Stated exercise:
Identify all lines in the listing that include the word "token", and copy them out.

Collected data entries:
--- --- ---

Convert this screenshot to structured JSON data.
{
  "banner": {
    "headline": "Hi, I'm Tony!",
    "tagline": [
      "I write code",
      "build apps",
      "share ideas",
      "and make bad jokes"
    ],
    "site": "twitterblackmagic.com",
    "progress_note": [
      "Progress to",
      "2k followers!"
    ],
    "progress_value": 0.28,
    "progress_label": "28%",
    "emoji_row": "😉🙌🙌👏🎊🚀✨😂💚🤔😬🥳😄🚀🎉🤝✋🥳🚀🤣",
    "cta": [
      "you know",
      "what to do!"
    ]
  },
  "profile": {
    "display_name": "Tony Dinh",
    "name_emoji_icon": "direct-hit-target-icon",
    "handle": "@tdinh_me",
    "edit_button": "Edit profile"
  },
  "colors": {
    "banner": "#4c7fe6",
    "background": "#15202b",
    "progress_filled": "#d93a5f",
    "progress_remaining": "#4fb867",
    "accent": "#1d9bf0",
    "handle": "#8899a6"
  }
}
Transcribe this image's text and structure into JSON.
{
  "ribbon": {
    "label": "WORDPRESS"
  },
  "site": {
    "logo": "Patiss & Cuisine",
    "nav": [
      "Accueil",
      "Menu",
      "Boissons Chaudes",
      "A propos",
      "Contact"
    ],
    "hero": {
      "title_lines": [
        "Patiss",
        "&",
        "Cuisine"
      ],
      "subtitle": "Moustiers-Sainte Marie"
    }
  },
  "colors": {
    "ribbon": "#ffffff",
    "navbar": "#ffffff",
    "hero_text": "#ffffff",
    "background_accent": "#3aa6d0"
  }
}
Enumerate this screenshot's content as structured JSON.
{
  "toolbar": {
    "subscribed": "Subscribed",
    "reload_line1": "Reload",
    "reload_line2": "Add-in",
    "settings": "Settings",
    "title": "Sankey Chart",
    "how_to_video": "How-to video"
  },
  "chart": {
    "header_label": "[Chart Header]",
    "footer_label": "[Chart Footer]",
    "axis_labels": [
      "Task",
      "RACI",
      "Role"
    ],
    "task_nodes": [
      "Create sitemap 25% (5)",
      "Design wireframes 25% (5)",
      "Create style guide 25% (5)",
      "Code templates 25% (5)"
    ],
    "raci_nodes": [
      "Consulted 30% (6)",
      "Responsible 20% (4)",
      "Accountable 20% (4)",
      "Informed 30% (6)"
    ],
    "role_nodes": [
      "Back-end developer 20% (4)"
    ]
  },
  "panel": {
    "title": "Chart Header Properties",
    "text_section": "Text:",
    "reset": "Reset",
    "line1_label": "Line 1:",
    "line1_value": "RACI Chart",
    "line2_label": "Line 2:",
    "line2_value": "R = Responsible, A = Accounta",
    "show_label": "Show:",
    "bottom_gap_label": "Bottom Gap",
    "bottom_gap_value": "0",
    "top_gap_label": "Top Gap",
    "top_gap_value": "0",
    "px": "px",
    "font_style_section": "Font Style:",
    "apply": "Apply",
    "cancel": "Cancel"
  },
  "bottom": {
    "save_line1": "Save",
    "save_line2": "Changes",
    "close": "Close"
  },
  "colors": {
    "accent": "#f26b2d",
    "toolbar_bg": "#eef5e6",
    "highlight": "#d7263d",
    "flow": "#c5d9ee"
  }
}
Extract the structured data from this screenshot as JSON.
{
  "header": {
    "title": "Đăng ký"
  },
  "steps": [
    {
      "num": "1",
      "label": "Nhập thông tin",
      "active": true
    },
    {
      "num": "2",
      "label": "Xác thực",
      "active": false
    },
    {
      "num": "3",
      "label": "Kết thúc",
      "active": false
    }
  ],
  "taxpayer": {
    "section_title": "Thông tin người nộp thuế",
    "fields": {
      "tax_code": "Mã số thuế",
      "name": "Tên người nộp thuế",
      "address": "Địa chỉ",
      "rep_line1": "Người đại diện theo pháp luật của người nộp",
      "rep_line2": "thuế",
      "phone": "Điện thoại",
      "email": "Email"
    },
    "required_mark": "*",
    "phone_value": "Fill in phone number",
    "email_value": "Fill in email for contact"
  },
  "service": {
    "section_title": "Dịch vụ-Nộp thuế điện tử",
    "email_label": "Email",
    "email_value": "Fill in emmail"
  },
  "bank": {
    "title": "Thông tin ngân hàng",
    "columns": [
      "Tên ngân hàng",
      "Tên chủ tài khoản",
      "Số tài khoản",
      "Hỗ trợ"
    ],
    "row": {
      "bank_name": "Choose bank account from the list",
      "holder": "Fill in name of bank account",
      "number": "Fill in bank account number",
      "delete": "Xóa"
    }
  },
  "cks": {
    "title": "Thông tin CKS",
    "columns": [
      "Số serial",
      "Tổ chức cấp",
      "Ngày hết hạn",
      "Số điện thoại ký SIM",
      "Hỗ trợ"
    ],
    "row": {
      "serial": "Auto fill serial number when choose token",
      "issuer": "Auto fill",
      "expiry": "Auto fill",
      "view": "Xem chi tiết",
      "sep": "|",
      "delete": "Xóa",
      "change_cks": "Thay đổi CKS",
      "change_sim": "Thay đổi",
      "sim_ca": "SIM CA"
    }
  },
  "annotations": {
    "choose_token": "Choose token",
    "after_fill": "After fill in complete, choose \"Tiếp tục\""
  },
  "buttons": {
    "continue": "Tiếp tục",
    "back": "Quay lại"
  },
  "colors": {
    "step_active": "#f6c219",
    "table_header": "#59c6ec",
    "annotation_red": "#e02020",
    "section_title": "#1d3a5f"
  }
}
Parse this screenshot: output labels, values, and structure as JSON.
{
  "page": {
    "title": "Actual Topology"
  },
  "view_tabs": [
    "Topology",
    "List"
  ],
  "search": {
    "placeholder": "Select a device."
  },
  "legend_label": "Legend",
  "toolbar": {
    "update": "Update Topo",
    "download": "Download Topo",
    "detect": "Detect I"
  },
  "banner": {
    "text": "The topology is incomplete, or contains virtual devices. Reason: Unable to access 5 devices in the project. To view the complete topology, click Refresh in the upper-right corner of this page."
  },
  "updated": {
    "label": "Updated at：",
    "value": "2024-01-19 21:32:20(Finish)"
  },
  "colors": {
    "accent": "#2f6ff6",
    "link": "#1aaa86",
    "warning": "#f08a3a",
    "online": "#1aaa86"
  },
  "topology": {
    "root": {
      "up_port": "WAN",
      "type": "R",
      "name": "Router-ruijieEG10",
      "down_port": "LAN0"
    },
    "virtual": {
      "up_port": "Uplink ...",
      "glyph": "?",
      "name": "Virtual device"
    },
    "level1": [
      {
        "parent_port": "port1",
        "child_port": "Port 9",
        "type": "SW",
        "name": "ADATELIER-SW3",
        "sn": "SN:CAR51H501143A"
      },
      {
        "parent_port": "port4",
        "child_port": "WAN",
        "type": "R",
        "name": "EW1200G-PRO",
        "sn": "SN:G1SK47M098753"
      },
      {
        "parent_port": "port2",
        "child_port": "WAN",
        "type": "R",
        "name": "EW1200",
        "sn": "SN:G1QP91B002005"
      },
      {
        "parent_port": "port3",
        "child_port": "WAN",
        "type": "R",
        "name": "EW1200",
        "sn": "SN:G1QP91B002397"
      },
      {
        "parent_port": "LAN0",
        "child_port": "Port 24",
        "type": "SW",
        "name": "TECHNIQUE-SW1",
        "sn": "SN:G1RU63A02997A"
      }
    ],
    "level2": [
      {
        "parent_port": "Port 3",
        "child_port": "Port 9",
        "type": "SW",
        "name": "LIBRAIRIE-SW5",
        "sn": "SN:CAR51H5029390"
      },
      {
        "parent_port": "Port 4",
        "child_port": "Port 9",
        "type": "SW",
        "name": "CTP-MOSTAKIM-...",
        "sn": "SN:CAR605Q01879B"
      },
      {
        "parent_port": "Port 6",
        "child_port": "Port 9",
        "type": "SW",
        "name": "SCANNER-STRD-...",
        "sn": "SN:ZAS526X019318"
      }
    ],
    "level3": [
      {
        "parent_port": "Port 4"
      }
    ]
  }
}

--- --- ---

Full output:
      "serial": "Auto fill serial number when choose token",
    "choose_token": "Choose token",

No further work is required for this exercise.